Rows from a dataset:
* Begin *

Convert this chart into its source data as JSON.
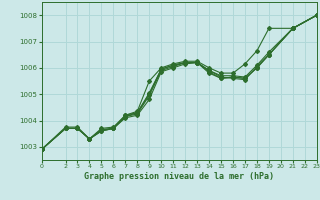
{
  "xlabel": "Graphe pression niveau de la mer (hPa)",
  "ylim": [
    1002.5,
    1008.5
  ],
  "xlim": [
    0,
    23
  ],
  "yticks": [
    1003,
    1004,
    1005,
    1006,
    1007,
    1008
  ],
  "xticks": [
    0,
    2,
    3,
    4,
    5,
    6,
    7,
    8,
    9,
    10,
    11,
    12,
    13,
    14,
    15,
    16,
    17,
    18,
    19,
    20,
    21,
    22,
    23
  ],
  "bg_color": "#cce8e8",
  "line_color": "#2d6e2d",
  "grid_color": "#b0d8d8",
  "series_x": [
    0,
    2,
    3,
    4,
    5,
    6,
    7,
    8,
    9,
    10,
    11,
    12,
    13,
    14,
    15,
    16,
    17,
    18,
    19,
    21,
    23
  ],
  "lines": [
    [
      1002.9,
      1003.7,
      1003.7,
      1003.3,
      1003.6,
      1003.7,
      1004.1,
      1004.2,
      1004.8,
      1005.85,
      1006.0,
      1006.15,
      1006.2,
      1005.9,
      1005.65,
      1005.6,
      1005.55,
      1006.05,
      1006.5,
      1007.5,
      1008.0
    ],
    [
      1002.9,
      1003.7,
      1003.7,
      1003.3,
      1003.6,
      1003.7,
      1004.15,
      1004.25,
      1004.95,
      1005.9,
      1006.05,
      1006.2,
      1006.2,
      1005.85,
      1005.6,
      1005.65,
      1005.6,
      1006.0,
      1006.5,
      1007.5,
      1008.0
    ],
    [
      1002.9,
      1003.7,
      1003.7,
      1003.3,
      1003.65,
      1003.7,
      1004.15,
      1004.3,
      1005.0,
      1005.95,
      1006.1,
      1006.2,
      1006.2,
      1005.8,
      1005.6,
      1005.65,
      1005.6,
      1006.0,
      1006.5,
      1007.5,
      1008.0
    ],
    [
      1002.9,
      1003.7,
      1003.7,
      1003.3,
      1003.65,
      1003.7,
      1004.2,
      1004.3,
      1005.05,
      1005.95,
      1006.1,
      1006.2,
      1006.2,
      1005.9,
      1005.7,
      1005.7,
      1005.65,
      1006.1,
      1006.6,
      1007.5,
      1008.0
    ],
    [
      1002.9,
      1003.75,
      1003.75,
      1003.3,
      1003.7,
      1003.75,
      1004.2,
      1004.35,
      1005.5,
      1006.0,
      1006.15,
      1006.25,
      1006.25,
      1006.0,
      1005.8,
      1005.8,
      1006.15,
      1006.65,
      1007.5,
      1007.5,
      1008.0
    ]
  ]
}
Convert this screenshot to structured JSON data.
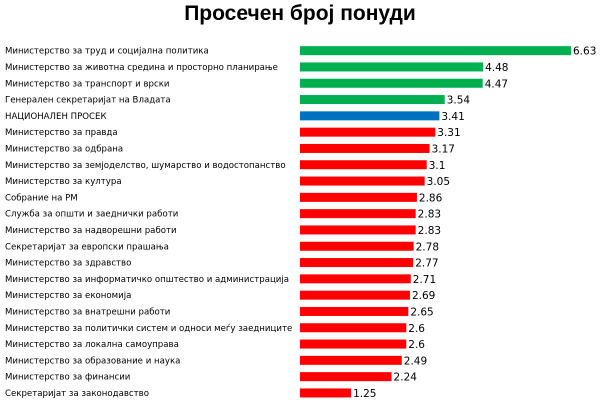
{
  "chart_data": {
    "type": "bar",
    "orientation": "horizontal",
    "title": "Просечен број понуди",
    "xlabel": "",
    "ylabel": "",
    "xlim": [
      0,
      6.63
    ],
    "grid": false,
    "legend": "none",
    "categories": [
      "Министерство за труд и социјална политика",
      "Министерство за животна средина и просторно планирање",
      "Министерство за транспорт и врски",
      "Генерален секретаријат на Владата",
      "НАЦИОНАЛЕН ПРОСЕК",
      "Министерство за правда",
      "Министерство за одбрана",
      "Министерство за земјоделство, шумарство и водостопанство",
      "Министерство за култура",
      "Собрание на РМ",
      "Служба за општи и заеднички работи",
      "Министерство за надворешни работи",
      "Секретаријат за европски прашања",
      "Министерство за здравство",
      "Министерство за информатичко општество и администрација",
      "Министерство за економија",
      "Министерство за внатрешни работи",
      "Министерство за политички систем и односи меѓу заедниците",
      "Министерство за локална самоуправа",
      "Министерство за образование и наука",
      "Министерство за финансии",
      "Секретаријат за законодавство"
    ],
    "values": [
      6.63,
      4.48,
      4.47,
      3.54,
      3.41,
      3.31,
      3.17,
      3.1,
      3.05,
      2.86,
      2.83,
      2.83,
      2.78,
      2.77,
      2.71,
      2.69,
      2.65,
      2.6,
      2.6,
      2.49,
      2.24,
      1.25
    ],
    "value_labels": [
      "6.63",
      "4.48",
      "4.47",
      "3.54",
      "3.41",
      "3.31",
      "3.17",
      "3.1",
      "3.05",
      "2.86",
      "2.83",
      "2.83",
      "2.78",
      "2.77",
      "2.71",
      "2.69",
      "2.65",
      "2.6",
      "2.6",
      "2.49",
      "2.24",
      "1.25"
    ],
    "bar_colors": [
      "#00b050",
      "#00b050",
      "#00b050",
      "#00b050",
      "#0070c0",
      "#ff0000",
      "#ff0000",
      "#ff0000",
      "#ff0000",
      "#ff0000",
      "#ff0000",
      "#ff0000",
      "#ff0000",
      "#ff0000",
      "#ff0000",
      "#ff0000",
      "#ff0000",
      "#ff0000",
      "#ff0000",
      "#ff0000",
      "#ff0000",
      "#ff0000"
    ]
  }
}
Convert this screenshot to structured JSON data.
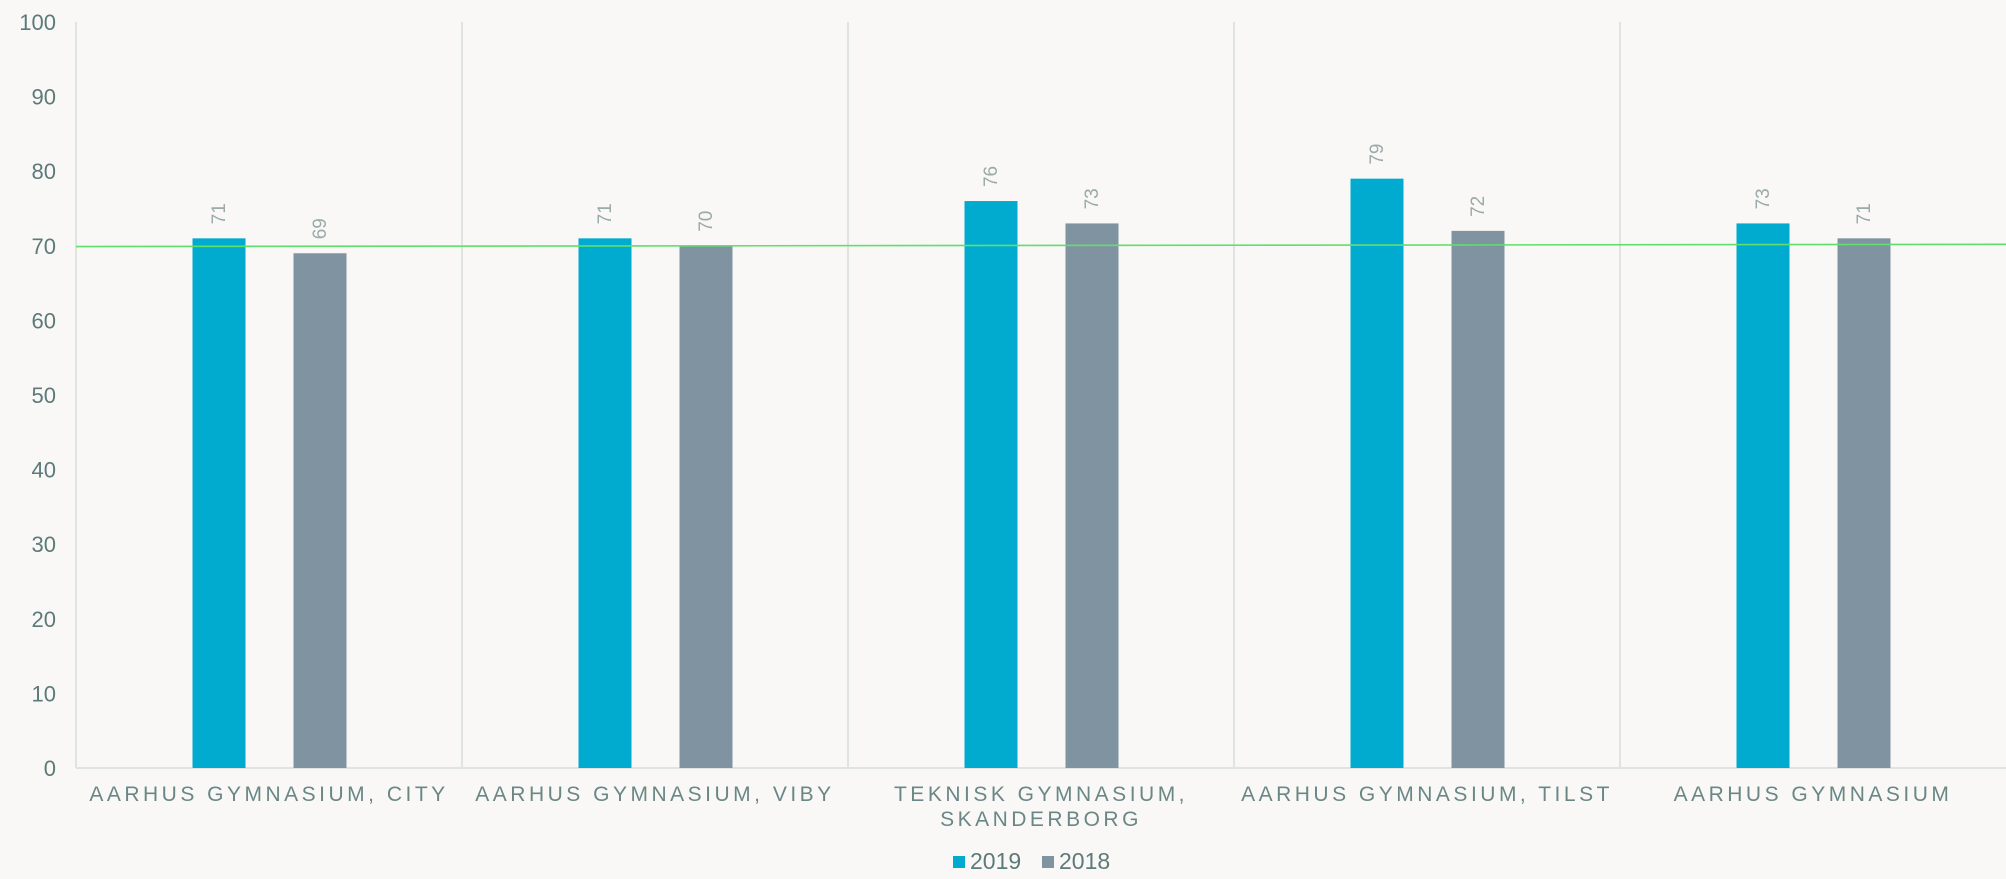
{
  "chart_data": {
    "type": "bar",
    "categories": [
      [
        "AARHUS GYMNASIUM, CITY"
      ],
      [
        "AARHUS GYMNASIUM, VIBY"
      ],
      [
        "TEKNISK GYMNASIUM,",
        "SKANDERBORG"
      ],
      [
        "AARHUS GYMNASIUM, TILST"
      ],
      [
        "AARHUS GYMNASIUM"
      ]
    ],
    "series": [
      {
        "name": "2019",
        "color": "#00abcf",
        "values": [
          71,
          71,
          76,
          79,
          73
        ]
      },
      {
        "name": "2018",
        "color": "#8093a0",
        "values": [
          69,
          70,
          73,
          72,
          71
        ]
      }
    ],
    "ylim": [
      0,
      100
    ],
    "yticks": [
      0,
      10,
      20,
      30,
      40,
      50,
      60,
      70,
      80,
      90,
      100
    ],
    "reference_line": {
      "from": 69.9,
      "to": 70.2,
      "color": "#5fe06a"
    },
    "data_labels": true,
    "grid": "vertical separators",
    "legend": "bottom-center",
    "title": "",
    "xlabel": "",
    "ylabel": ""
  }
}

* End *

● **What you should do**: Leave images out of the retyped records; keep all else exact.

● **Expected answer**:
Convert this chart into its source data as JSON.
{
  "xlabel": "Graphe pression niveau de la mer (hPa)",
  "ylim": [
    1002.5,
    1008.5
  ],
  "xlim": [
    0,
    23
  ],
  "yticks": [
    1003,
    1004,
    1005,
    1006,
    1007,
    1008
  ],
  "xticks": [
    0,
    2,
    3,
    4,
    5,
    6,
    7,
    8,
    9,
    10,
    11,
    12,
    13,
    14,
    15,
    16,
    17,
    18,
    19,
    20,
    21,
    22,
    23
  ],
  "bg_color": "#cce8e8",
  "line_color": "#2d6e2d",
  "grid_color": "#b0d8d8",
  "series_x": [
    0,
    2,
    3,
    4,
    5,
    6,
    7,
    8,
    9,
    10,
    11,
    12,
    13,
    14,
    15,
    16,
    17,
    18,
    19,
    21,
    23
  ],
  "lines": [
    [
      1002.9,
      1003.7,
      1003.7,
      1003.3,
      1003.6,
      1003.7,
      1004.1,
      1004.2,
      1004.8,
      1005.85,
      1006.0,
      1006.15,
      1006.2,
      1005.9,
      1005.65,
      1005.6,
      1005.55,
      1006.05,
      1006.5,
      1007.5,
      1008.0
    ],
    [
      1002.9,
      1003.7,
      1003.7,
      1003.3,
      1003.6,
      1003.7,
      1004.15,
      1004.25,
      1004.95,
      1005.9,
      1006.05,
      1006.2,
      1006.2,
      1005.85,
      1005.6,
      1005.65,
      1005.6,
      1006.0,
      1006.5,
      1007.5,
      1008.0
    ],
    [
      1002.9,
      1003.7,
      1003.7,
      1003.3,
      1003.65,
      1003.7,
      1004.15,
      1004.3,
      1005.0,
      1005.95,
      1006.1,
      1006.2,
      1006.2,
      1005.8,
      1005.6,
      1005.65,
      1005.6,
      1006.0,
      1006.5,
      1007.5,
      1008.0
    ],
    [
      1002.9,
      1003.7,
      1003.7,
      1003.3,
      1003.65,
      1003.7,
      1004.2,
      1004.3,
      1005.05,
      1005.95,
      1006.1,
      1006.2,
      1006.2,
      1005.9,
      1005.7,
      1005.7,
      1005.65,
      1006.1,
      1006.6,
      1007.5,
      1008.0
    ],
    [
      1002.9,
      1003.75,
      1003.75,
      1003.3,
      1003.7,
      1003.75,
      1004.2,
      1004.35,
      1005.5,
      1006.0,
      1006.15,
      1006.25,
      1006.25,
      1006.0,
      1005.8,
      1005.8,
      1006.15,
      1006.65,
      1007.5,
      1007.5,
      1008.0
    ]
  ]
}
Convert this screenshot to structured JSON data.
{
  "chart_data": {
    "type": "bar",
    "orientation": "horizontal",
    "title": "Просечен број понуди",
    "xlabel": "",
    "ylabel": "",
    "xlim": [
      0,
      6.63
    ],
    "grid": false,
    "legend": "none",
    "categories": [
      "Министерство за труд и социјална политика",
      "Министерство за животна средина и просторно планирање",
      "Министерство за транспорт и врски",
      "Генерален секретаријат на Владата",
      "НАЦИОНАЛЕН ПРОСЕК",
      "Министерство за правда",
      "Министерство за одбрана",
      "Министерство за земјоделство, шумарство и водостопанство",
      "Министерство за култура",
      "Собрание на РМ",
      "Служба за општи и заеднички работи",
      "Министерство за надворешни работи",
      "Секретаријат за европски прашања",
      "Министерство за здравство",
      "Министерство за информатичко општество и администрација",
      "Министерство за економија",
      "Министерство за внатрешни работи",
      "Министерство за политички систем и односи меѓу заедниците",
      "Министерство за локална самоуправа",
      "Министерство за образование и наука",
      "Министерство за финансии",
      "Секретаријат за законодавство"
    ],
    "values": [
      6.63,
      4.48,
      4.47,
      3.54,
      3.41,
      3.31,
      3.17,
      3.1,
      3.05,
      2.86,
      2.83,
      2.83,
      2.78,
      2.77,
      2.71,
      2.69,
      2.65,
      2.6,
      2.6,
      2.49,
      2.24,
      1.25
    ],
    "value_labels": [
      "6.63",
      "4.48",
      "4.47",
      "3.54",
      "3.41",
      "3.31",
      "3.17",
      "3.1",
      "3.05",
      "2.86",
      "2.83",
      "2.83",
      "2.78",
      "2.77",
      "2.71",
      "2.69",
      "2.65",
      "2.6",
      "2.6",
      "2.49",
      "2.24",
      "1.25"
    ],
    "bar_colors": [
      "#00b050",
      "#00b050",
      "#00b050",
      "#00b050",
      "#0070c0",
      "#ff0000",
      "#ff0000",
      "#ff0000",
      "#ff0000",
      "#ff0000",
      "#ff0000",
      "#ff0000",
      "#ff0000",
      "#ff0000",
      "#ff0000",
      "#ff0000",
      "#ff0000",
      "#ff0000",
      "#ff0000",
      "#ff0000",
      "#ff0000",
      "#ff0000"
    ]
  }
}
Convert this screenshot to structured JSON data.
{
  "chart_data": {
    "type": "bar",
    "categories": [
      [
        "AARHUS GYMNASIUM, CITY"
      ],
      [
        "AARHUS GYMNASIUM, VIBY"
      ],
      [
        "TEKNISK GYMNASIUM,",
        "SKANDERBORG"
      ],
      [
        "AARHUS GYMNASIUM, TILST"
      ],
      [
        "AARHUS GYMNASIUM"
      ]
    ],
    "series": [
      {
        "name": "2019",
        "color": "#00abcf",
        "values": [
          71,
          71,
          76,
          79,
          73
        ]
      },
      {
        "name": "2018",
        "color": "#8093a0",
        "values": [
          69,
          70,
          73,
          72,
          71
        ]
      }
    ],
    "ylim": [
      0,
      100
    ],
    "yticks": [
      0,
      10,
      20,
      30,
      40,
      50,
      60,
      70,
      80,
      90,
      100
    ],
    "reference_line": {
      "from": 69.9,
      "to": 70.2,
      "color": "#5fe06a"
    },
    "data_labels": true,
    "grid": "vertical separators",
    "legend": "bottom-center",
    "title": "",
    "xlabel": "",
    "ylabel": ""
  }
}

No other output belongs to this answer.